[Dataset rows]
## begin

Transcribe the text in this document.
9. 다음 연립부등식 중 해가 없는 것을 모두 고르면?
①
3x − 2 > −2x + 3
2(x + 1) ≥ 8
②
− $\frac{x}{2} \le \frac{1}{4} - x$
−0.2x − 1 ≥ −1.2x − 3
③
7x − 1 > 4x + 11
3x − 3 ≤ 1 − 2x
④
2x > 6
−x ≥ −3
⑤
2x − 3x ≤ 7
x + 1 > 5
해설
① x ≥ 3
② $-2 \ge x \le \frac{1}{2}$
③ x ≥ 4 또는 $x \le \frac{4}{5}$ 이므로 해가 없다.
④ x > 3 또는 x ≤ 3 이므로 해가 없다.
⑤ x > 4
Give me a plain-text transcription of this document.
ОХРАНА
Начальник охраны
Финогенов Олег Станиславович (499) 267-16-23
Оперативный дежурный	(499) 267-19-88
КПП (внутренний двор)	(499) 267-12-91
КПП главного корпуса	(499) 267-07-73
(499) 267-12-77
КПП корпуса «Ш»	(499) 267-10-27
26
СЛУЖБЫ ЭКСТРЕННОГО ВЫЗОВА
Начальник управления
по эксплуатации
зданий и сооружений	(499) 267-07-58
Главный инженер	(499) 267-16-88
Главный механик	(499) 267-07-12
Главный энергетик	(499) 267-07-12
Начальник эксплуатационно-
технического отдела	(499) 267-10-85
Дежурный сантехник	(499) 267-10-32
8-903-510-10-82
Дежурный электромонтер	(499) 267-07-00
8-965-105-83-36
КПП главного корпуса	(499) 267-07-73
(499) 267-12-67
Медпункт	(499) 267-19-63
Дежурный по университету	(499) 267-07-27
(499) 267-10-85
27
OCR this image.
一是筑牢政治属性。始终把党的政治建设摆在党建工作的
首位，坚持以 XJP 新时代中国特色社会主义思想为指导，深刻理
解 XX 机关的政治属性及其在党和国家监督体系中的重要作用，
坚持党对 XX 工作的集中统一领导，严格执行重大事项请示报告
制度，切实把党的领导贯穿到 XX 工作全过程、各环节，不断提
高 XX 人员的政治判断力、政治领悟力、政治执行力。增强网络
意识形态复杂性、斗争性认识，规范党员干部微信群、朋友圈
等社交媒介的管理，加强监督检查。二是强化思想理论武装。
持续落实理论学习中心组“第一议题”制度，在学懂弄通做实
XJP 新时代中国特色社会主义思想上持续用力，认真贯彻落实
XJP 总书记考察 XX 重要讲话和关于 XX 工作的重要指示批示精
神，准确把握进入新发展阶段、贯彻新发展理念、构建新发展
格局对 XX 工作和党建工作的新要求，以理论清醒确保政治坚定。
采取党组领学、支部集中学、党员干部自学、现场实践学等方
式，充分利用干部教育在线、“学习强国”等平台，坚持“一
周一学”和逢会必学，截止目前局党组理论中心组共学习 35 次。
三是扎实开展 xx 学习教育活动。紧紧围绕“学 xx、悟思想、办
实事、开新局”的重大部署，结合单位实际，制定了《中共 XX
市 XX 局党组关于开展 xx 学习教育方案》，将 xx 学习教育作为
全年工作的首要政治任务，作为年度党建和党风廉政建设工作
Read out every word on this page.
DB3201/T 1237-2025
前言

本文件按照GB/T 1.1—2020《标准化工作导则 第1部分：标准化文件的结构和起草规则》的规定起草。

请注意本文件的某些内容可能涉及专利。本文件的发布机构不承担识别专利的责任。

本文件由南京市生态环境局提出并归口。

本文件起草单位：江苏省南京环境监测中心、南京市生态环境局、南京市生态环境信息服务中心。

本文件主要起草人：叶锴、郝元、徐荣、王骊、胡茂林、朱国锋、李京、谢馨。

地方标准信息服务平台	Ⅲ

## end

Exercise description
Take each line containing the string "Главный" and copy it out.

Response to this exercise
Главный инженер	(499) 267-16-88
Главный механик	(499) 267-07-12
Главный энергетик	(499) 267-07-12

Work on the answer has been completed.